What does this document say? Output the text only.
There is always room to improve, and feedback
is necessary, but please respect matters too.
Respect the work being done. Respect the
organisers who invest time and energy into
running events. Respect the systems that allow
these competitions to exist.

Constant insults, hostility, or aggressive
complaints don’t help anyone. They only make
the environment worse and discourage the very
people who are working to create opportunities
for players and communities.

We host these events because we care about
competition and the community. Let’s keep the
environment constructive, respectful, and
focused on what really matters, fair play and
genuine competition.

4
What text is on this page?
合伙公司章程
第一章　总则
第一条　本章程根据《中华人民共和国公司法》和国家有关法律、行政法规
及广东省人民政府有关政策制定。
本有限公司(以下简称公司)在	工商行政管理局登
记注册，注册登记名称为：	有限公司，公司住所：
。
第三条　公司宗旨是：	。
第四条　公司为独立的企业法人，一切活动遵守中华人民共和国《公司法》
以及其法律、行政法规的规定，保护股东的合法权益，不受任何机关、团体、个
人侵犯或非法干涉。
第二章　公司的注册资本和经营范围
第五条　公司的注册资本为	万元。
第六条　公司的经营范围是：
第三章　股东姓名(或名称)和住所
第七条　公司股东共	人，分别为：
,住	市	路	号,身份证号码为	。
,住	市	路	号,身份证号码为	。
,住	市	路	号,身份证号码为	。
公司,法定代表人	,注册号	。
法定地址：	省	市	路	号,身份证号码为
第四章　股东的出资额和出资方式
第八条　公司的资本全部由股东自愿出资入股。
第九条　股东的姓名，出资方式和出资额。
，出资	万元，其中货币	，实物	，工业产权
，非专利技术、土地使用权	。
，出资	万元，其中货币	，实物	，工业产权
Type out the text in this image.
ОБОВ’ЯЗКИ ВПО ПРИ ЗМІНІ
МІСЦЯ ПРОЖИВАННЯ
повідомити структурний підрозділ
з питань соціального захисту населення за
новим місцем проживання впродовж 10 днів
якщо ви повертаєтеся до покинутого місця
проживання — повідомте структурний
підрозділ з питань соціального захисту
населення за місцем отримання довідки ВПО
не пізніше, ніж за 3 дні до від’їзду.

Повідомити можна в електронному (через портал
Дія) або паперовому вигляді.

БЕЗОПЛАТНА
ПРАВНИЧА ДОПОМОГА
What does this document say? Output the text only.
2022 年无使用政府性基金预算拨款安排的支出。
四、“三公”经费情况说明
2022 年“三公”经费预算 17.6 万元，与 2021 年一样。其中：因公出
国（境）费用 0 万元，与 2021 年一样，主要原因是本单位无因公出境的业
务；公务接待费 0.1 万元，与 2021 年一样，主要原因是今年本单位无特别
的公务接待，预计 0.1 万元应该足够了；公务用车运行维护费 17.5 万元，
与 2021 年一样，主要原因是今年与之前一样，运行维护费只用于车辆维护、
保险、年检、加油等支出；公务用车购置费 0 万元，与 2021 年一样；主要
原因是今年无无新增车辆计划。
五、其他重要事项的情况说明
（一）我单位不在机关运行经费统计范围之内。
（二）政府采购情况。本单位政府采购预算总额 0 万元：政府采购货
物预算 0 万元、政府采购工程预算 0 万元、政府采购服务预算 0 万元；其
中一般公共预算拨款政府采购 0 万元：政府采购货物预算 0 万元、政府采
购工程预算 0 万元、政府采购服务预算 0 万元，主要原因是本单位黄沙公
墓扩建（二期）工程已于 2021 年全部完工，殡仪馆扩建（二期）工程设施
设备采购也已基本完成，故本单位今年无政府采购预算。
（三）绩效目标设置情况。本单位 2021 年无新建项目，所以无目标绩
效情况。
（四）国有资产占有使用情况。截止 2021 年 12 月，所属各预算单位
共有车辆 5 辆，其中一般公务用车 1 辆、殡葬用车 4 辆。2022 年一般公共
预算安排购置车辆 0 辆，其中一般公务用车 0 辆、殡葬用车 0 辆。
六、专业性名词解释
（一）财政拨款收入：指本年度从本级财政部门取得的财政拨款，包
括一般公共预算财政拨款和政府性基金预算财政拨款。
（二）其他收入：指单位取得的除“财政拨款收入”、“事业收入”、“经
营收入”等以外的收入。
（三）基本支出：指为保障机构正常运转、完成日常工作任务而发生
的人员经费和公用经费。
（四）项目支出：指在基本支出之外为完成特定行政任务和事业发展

○ ○ ○

Copy out each line in the preceding records that contains "захисту".

з питань соціального захисту населення за
підрозділ з питань соціального захисту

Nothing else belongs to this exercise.